-- Start SUPPLIED RECORDS --

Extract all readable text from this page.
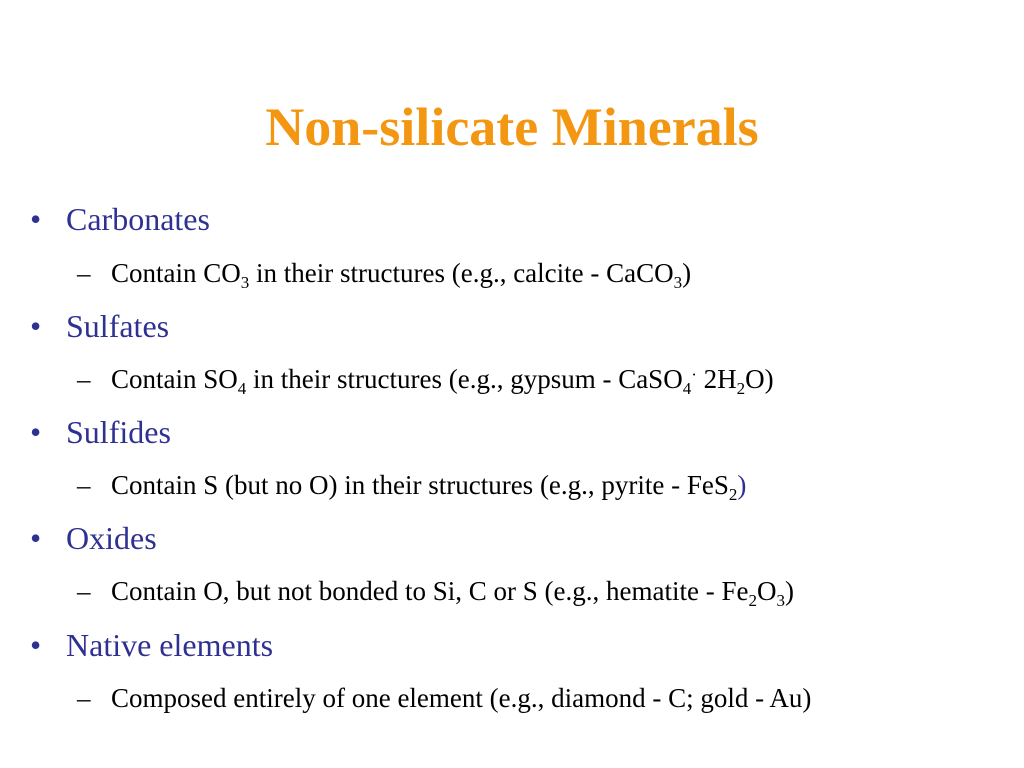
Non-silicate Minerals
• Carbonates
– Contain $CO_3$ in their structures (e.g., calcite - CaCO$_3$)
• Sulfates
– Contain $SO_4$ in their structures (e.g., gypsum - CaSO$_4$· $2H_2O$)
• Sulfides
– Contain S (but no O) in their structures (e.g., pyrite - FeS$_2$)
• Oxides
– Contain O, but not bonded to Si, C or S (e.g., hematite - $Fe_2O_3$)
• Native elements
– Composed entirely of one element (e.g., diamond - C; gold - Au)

-- End SUPPLIED RECORDS --

### [TASK TO CARRY OUT]
Pull out every line holding "structures" from the records above, and copy it.

### [TASK SOLUTION]
– Contain $CO_3$ in their structures (e.g., calcite - CaCO$_3$)
– Contain $SO_4$ in their structures (e.g., gypsum - CaSO$_4$· $2H_2O$)
– Contain S (but no O) in their structures (e.g., pyrite - FeS$_2$)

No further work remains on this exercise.